**EXCERPTED RECORDS**:
━━━━━━━━━━━━━━━━

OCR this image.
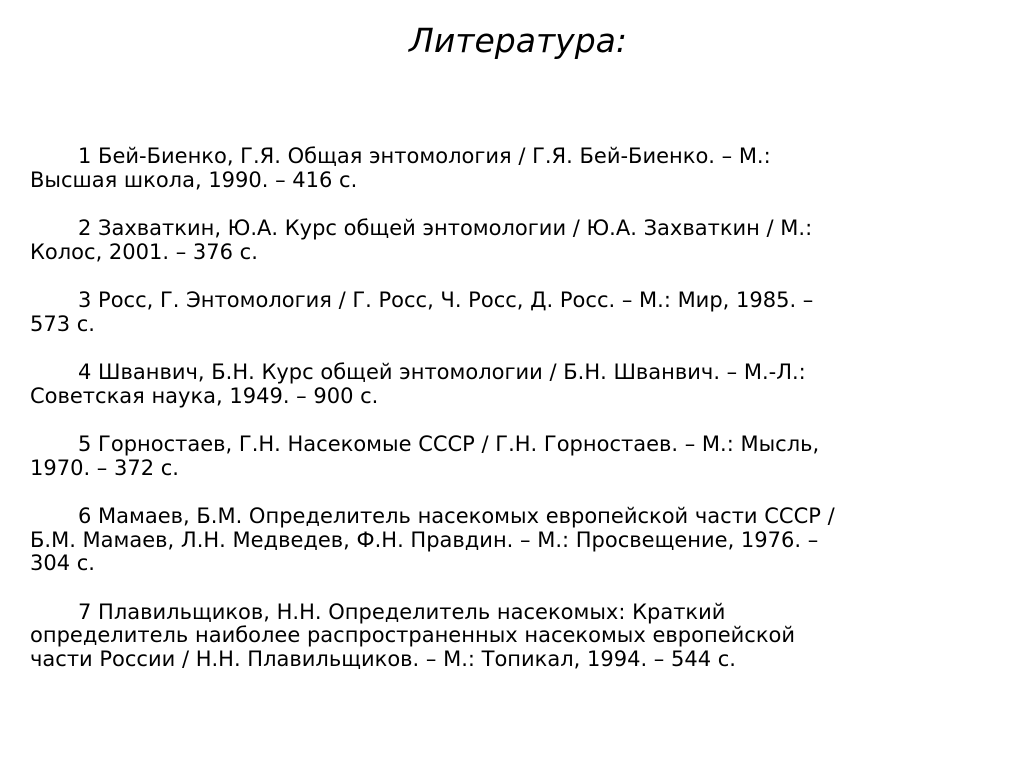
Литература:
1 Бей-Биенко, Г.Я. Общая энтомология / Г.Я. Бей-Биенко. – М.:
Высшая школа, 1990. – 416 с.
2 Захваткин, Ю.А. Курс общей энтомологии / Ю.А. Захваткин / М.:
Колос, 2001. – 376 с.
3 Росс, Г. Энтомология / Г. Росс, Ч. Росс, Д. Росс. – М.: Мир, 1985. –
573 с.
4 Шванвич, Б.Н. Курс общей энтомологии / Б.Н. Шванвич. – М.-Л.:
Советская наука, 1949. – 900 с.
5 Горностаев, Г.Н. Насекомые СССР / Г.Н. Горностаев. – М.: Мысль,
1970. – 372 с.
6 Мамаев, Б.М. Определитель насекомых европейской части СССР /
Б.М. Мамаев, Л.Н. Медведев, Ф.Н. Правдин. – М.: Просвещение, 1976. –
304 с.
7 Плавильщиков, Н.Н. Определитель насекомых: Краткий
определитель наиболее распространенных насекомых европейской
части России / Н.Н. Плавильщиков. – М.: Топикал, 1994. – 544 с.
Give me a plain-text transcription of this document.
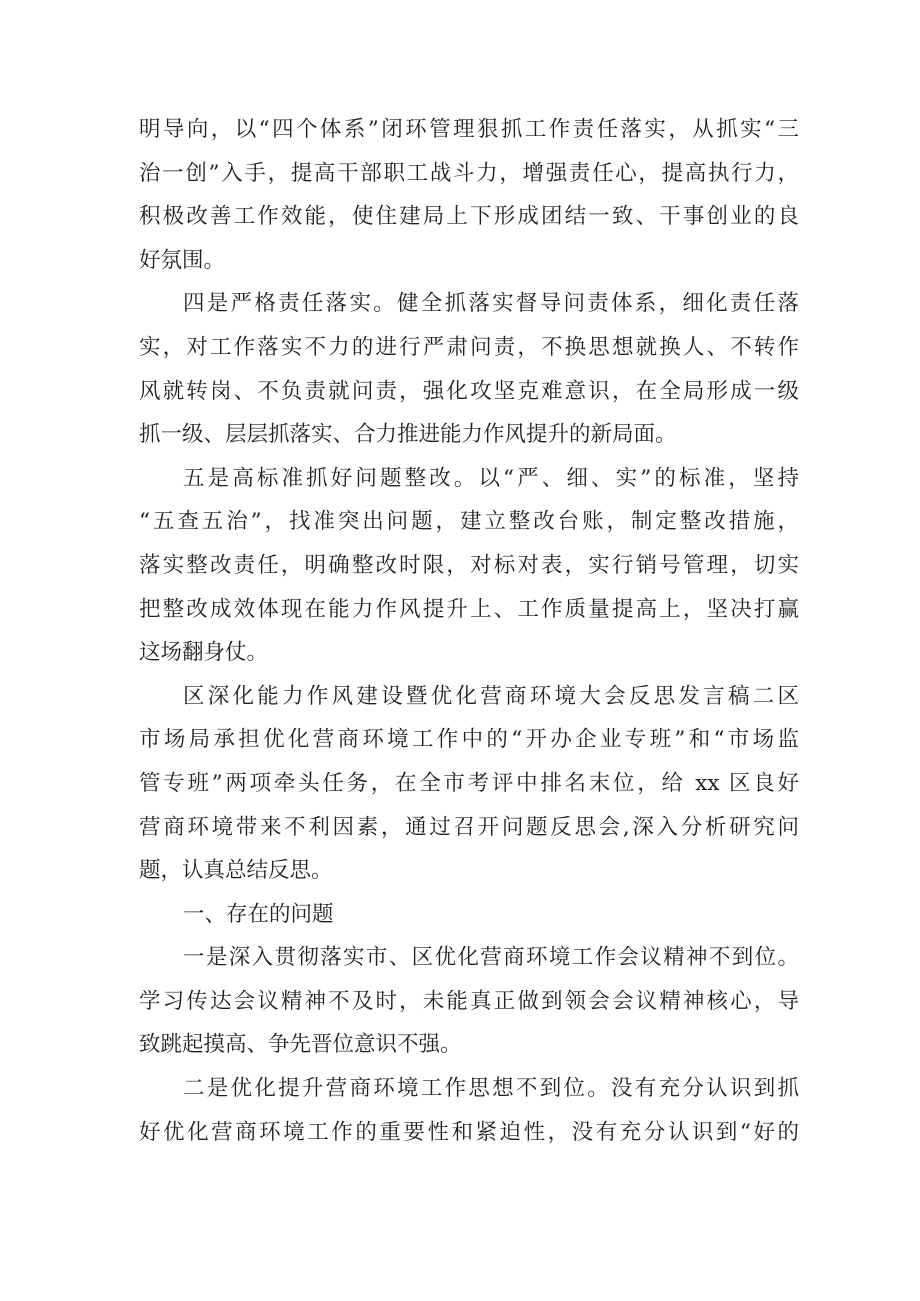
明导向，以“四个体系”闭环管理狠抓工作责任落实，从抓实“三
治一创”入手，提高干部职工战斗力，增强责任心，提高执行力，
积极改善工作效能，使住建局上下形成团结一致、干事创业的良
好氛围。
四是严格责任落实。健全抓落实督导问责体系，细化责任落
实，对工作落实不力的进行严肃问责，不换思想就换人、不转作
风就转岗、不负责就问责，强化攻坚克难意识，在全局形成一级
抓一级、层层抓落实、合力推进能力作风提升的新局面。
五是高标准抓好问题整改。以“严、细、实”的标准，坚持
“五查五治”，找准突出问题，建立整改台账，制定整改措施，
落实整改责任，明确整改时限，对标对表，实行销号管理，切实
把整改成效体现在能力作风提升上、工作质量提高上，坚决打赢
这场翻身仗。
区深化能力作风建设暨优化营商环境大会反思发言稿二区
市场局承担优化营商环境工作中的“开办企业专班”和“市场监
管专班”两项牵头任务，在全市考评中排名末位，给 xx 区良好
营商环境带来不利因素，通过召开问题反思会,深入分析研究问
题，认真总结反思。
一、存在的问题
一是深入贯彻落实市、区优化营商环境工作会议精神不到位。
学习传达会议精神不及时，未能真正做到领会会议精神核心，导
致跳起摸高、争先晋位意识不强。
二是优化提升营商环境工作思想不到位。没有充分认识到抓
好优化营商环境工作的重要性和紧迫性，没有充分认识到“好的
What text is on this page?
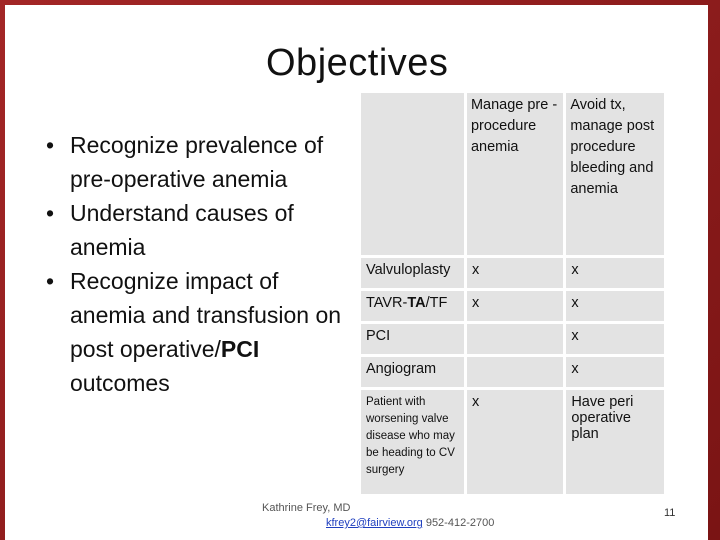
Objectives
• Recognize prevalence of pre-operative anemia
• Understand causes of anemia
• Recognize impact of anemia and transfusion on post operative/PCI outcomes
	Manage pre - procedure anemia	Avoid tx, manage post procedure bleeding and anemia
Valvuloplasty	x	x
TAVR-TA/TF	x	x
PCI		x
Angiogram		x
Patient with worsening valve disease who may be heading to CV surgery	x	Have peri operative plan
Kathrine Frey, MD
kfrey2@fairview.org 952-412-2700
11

━━━━━━━━━━━━━━━━

**BRIEF**:
Go through the entries above and output them exactly, without pictures.

**SOLUTION FOR THIS PROBLEM**:
OCR this image.
Литература:
1 Бей-Биенко, Г.Я. Общая энтомология / Г.Я. Бей-Биенко. – М.:
Высшая школа, 1990. – 416 с.
2 Захваткин, Ю.А. Курс общей энтомологии / Ю.А. Захваткин / М.:
Колос, 2001. – 376 с.
3 Росс, Г. Энтомология / Г. Росс, Ч. Росс, Д. Росс. – М.: Мир, 1985. –
573 с.
4 Шванвич, Б.Н. Курс общей энтомологии / Б.Н. Шванвич. – М.-Л.:
Советская наука, 1949. – 900 с.
5 Горностаев, Г.Н. Насекомые СССР / Г.Н. Горностаев. – М.: Мысль,
1970. – 372 с.
6 Мамаев, Б.М. Определитель насекомых европейской части СССР /
Б.М. Мамаев, Л.Н. Медведев, Ф.Н. Правдин. – М.: Просвещение, 1976. –
304 с.
7 Плавильщиков, Н.Н. Определитель насекомых: Краткий
определитель наиболее распространенных насекомых европейской
части России / Н.Н. Плавильщиков. – М.: Топикал, 1994. – 544 с.
Give me a plain-text transcription of this document.
明导向，以“四个体系”闭环管理狠抓工作责任落实，从抓实“三
治一创”入手，提高干部职工战斗力，增强责任心，提高执行力，
积极改善工作效能，使住建局上下形成团结一致、干事创业的良
好氛围。
四是严格责任落实。健全抓落实督导问责体系，细化责任落
实，对工作落实不力的进行严肃问责，不换思想就换人、不转作
风就转岗、不负责就问责，强化攻坚克难意识，在全局形成一级
抓一级、层层抓落实、合力推进能力作风提升的新局面。
五是高标准抓好问题整改。以“严、细、实”的标准，坚持
“五查五治”，找准突出问题，建立整改台账，制定整改措施，
落实整改责任，明确整改时限，对标对表，实行销号管理，切实
把整改成效体现在能力作风提升上、工作质量提高上，坚决打赢
这场翻身仗。
区深化能力作风建设暨优化营商环境大会反思发言稿二区
市场局承担优化营商环境工作中的“开办企业专班”和“市场监
管专班”两项牵头任务，在全市考评中排名末位，给 xx 区良好
营商环境带来不利因素，通过召开问题反思会,深入分析研究问
题，认真总结反思。
一、存在的问题
一是深入贯彻落实市、区优化营商环境工作会议精神不到位。
学习传达会议精神不及时，未能真正做到领会会议精神核心，导
致跳起摸高、争先晋位意识不强。
二是优化提升营商环境工作思想不到位。没有充分认识到抓
好优化营商环境工作的重要性和紧迫性，没有充分认识到“好的
What text is on this page?
Objectives
• Recognize prevalence of pre-operative anemia
• Understand causes of anemia
• Recognize impact of anemia and transfusion on post operative/PCI outcomes
	Manage pre - procedure anemia	Avoid tx, manage post procedure bleeding and anemia
Valvuloplasty	x	x
TAVR-TA/TF	x	x
PCI		x
Angiogram		x
Patient with worsening valve disease who may be heading to CV surgery	x	Have peri operative plan
Kathrine Frey, MD
kfrey2@fairview.org 952-412-2700
11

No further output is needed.